== TASK ==
Reproduce the items verbatim, starting at the line that contains "315, 283, 324]" and ending at the line that contains "gps-column-header: Waypoint Distance", with both of those lines included.

== SUPPLIED ENTRIES ==
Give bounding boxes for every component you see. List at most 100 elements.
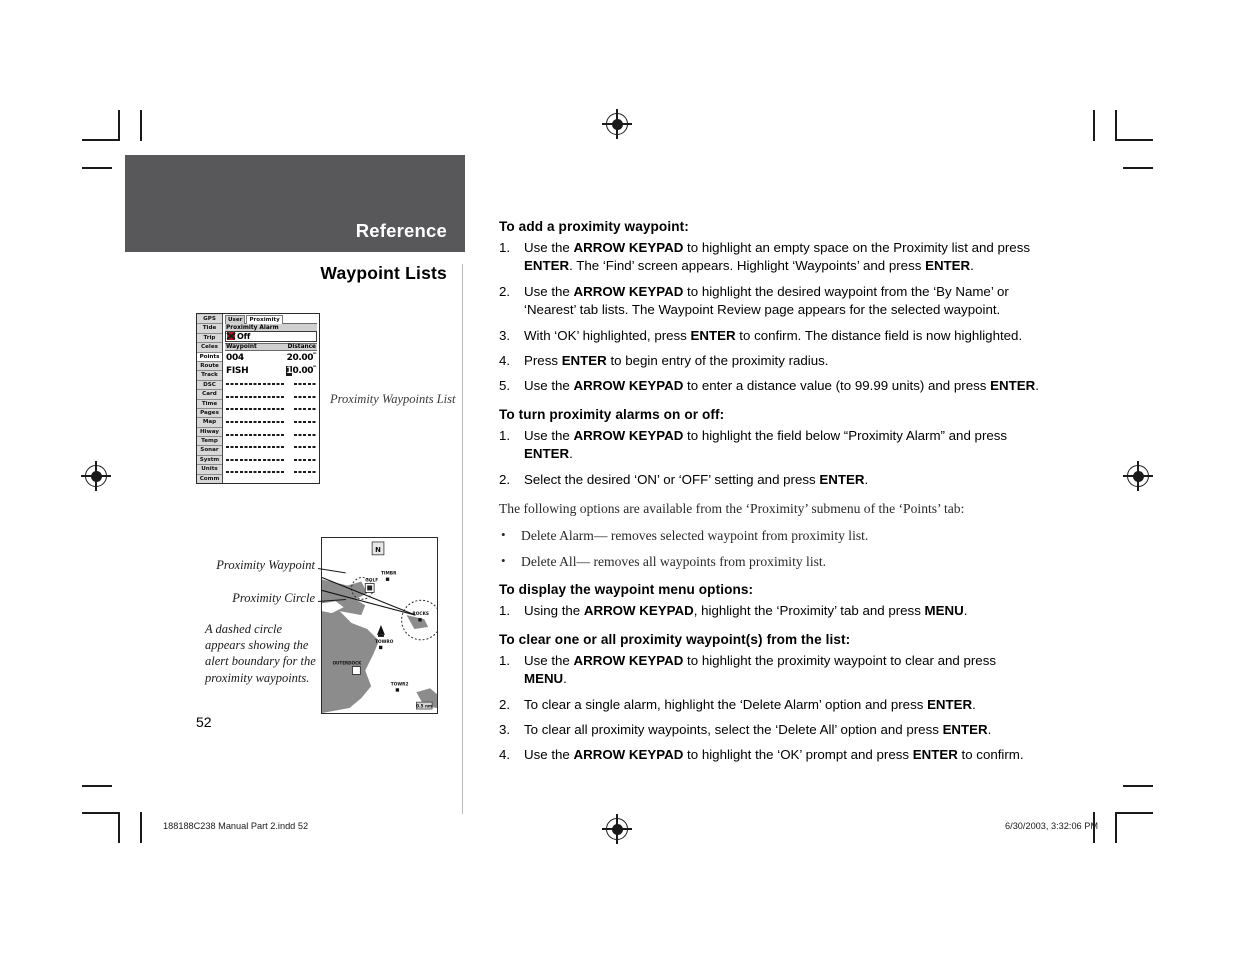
gps-subtab-proximity[interactable]: Proximity bbox=[246, 315, 283, 324]
section-heading: To add a proximity waypoint: bbox=[499, 219, 689, 234]
gps-waypoint-row-empty[interactable] bbox=[225, 451, 317, 464]
crop-mark-top-right-bleed bbox=[1093, 110, 1095, 141]
step-number: 4. bbox=[499, 747, 511, 763]
gps-row-waypoint: FISH bbox=[226, 365, 249, 376]
gps-waypoint-row-empty[interactable] bbox=[225, 376, 317, 389]
gps-waypoint-row-empty[interactable] bbox=[225, 476, 317, 483]
gps-waypoint-row-empty[interactable] bbox=[225, 401, 317, 414]
gps-tab-route[interactable]: Route bbox=[197, 361, 222, 372]
gps-tab-pages[interactable]: Pages bbox=[197, 408, 222, 419]
gps-row-distance-placeholder bbox=[294, 408, 316, 411]
gps-distance-unit: ᵐ bbox=[313, 352, 316, 359]
column-divider bbox=[462, 264, 463, 814]
gps-tab-units[interactable]: Units bbox=[197, 465, 222, 475]
key-name: ENTER bbox=[912, 747, 958, 763]
gps-tab-gps[interactable]: GPS bbox=[197, 315, 222, 325]
gps-alarm-value-field[interactable]: Off bbox=[225, 330, 317, 342]
key-name: ENTER bbox=[925, 258, 971, 274]
crop-mark-bottom-right-corner bbox=[1115, 812, 1153, 814]
step-number: 3. bbox=[499, 721, 511, 737]
key-name: ENTER bbox=[819, 471, 865, 487]
gps-row-waypoint-placeholder bbox=[226, 408, 284, 411]
map-graphic: N GOLF TIMBR ROCKS TOWRO OUTERDOCK TOWR2… bbox=[322, 538, 437, 713]
step-item: 3. With ‘OK’ highlighted, press ENTER to … bbox=[499, 327, 1039, 345]
gps-tab-card[interactable]: Card bbox=[197, 390, 222, 400]
key-name: ENTER bbox=[942, 721, 988, 737]
figure-note-dashed-circle: A dashed circle appears showing the aler… bbox=[205, 622, 316, 685]
crop-mark-left-upper bbox=[82, 167, 112, 169]
gps-tab-dsc[interactable]: DSC bbox=[197, 380, 222, 391]
gps-column-header: Waypoint Distance bbox=[225, 342, 317, 351]
gps-row-distance: 10.00ᵐ bbox=[285, 364, 316, 376]
gps-subtab-user[interactable]: User bbox=[225, 315, 246, 324]
gps-row-distance-placeholder bbox=[294, 458, 316, 461]
gps-tab-track[interactable]: Track bbox=[197, 371, 222, 381]
gps-tab-points[interactable]: Points bbox=[197, 352, 222, 362]
gps-row-distance: 20.00ᵐ bbox=[286, 352, 317, 364]
gps-distance-unit: ᵐ bbox=[313, 364, 316, 371]
crop-mark-top-right-v bbox=[1115, 110, 1117, 141]
gps-tab-hiway[interactable]: Hiway bbox=[197, 427, 222, 438]
step-item: 5. Use the ARROW KEYPAD to enter a distan… bbox=[499, 377, 1039, 395]
step-item: 1. Use the ARROW KEYPAD to highlight an e… bbox=[499, 240, 1030, 274]
section-heading: To turn proximity alarms on or off: bbox=[499, 406, 725, 422]
step-item: 3. To clear all proximity waypoints, sele… bbox=[499, 721, 1039, 739]
gps-waypoint-row[interactable]: 004 20.00ᵐ bbox=[225, 351, 317, 364]
gps-row-waypoint-placeholder bbox=[226, 458, 284, 461]
bullet-icon: • bbox=[501, 552, 506, 568]
crop-mark-top-right-h bbox=[1115, 139, 1153, 141]
svg-text:OUTERDOCK: OUTERDOCK bbox=[333, 661, 363, 666]
gps-waypoint-row-empty[interactable] bbox=[225, 439, 317, 452]
svg-text:TOWRO: TOWRO bbox=[375, 639, 394, 645]
gps-waypoint-row-empty[interactable] bbox=[225, 464, 317, 477]
figure-label-proximity-waypoint: Proximity Waypoint bbox=[216, 558, 315, 572]
gps-tab-sonar[interactable]: Sonar bbox=[197, 446, 222, 456]
step-item: 4. Use the ARROW KEYPAD to highlight the … bbox=[499, 746, 1039, 764]
key-name: ARROW KEYPAD bbox=[573, 427, 684, 443]
step-number: 1. bbox=[499, 427, 511, 443]
alarm-disabled-icon bbox=[227, 332, 235, 340]
gps-waypoint-row-empty[interactable] bbox=[225, 388, 317, 401]
step-item: 1. Use the ARROW KEYPAD to highlight the … bbox=[499, 652, 996, 687]
step-item: 2. Use the ARROW KEYPAD to highlight the … bbox=[499, 283, 1009, 318]
crop-mark-bottom-left-bleed bbox=[140, 812, 142, 843]
bullet-icon: • bbox=[501, 527, 506, 543]
option-item: • Delete Alarm— removes selected waypoint… bbox=[501, 527, 869, 544]
key-name: ARROW KEYPAD bbox=[573, 240, 684, 255]
option-list: • Delete Alarm— removes selected waypoint… bbox=[499, 527, 1039, 571]
page-title: Waypoint Lists bbox=[320, 263, 447, 283]
step-number: 4. bbox=[499, 353, 511, 369]
step-list: 1. Use the ARROW KEYPAD to highlight the … bbox=[499, 652, 1039, 765]
gps-tab-systm[interactable]: Systm bbox=[197, 455, 222, 466]
gps-waypoint-row-empty[interactable] bbox=[225, 426, 317, 439]
svg-text:TOWR2: TOWR2 bbox=[391, 681, 409, 687]
gps-waypoint-row-empty[interactable] bbox=[225, 413, 317, 426]
gps-waypoint-row[interactable]: FISH 10.00ᵐ bbox=[225, 363, 317, 376]
gps-tab-tide[interactable]: Tide bbox=[197, 324, 222, 334]
step-list: 1. Use the ARROW KEYPAD to highlight the … bbox=[499, 427, 1039, 489]
gps-row-waypoint-placeholder bbox=[226, 433, 284, 436]
gps-screen-body: User Proximity Proximity Alarm Off Waypoi… bbox=[223, 314, 319, 483]
gps-tab-trip[interactable]: Trip bbox=[197, 333, 222, 344]
crop-mark-bottom-left-corner bbox=[82, 812, 120, 814]
key-name: ENTER bbox=[990, 378, 1036, 394]
key-name: ARROW KEYPAD bbox=[573, 747, 684, 763]
svg-text:TIMBR: TIMBR bbox=[381, 571, 397, 577]
gps-row-distance-placeholder bbox=[294, 471, 316, 474]
gps-tab-temp[interactable]: Temp bbox=[197, 437, 222, 447]
step-number: 2. bbox=[499, 471, 511, 487]
key-name: MENU bbox=[524, 671, 564, 687]
gps-alarm-value: Off bbox=[237, 331, 251, 341]
key-name: ENTER bbox=[927, 696, 973, 712]
gps-tab-comm[interactable]: Comm bbox=[197, 474, 222, 483]
key-name: ARROW KEYPAD bbox=[573, 283, 684, 299]
gps-row-distance-placeholder bbox=[294, 446, 316, 449]
gps-tab-time[interactable]: Time bbox=[197, 399, 222, 409]
gps-row-waypoint-placeholder bbox=[226, 446, 284, 449]
step-item: 1. Use the ARROW KEYPAD to highlight the … bbox=[499, 427, 1008, 462]
gps-tab-map[interactable]: Map bbox=[197, 418, 222, 428]
crop-mark-top-left-bleed bbox=[140, 110, 142, 141]
crop-mark-bottom-right-v bbox=[1115, 812, 1117, 843]
gps-tab-celes[interactable]: Celes bbox=[197, 343, 222, 353]
gps-row-distance-placeholder bbox=[294, 421, 316, 424]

== CORRECT RESULT ==
gps-subtab-proximity[interactable]: Proximity bbox=[246, 315, 283, 324]
section-heading: To add a proximity waypoint: bbox=[499, 219, 689, 234]
gps-waypoint-row-empty[interactable] bbox=[225, 451, 317, 464]
crop-mark-top-right-bleed bbox=[1093, 110, 1095, 141]
step-number: 4. bbox=[499, 747, 511, 763]
gps-row-waypoint: FISH bbox=[226, 365, 249, 376]
gps-waypoint-row-empty[interactable] bbox=[225, 376, 317, 389]
gps-waypoint-row-empty[interactable] bbox=[225, 476, 317, 483]
gps-waypoint-row-empty[interactable] bbox=[225, 401, 317, 414]
gps-tab-route[interactable]: Route bbox=[197, 361, 222, 372]
gps-tab-pages[interactable]: Pages bbox=[197, 408, 222, 419]
gps-row-distance-placeholder bbox=[294, 408, 316, 411]
gps-distance-unit: ᵐ bbox=[313, 352, 316, 359]
column-divider bbox=[462, 264, 463, 814]
gps-tab-units[interactable]: Units bbox=[197, 465, 222, 475]
key-name: ENTER bbox=[912, 747, 958, 763]
gps-tab-gps[interactable]: GPS bbox=[197, 315, 222, 325]
gps-alarm-value-field[interactable]: Off bbox=[225, 330, 317, 342]
key-name: ENTER bbox=[925, 258, 971, 274]
crop-mark-bottom-right-corner bbox=[1115, 812, 1153, 814]
step-number: 3. bbox=[499, 721, 511, 737]
key-name: ENTER bbox=[819, 471, 865, 487]
gps-row-waypoint-placeholder bbox=[226, 408, 284, 411]
map-graphic: N GOLF TIMBR ROCKS TOWRO OUTERDOCK TOWR2… bbox=[322, 538, 437, 713]
step-item: 3. With ‘OK’ highlighted, press ENTER to … bbox=[499, 327, 1039, 345]
gps-tab-card[interactable]: Card bbox=[197, 390, 222, 400]
key-name: ENTER bbox=[942, 721, 988, 737]
figure-note-dashed-circle: A dashed circle appears showing the aler… bbox=[205, 622, 316, 685]
crop-mark-left-upper bbox=[82, 167, 112, 169]
gps-tab-dsc[interactable]: DSC bbox=[197, 380, 222, 391]
gps-column-header: Waypoint Distance bbox=[225, 342, 317, 351]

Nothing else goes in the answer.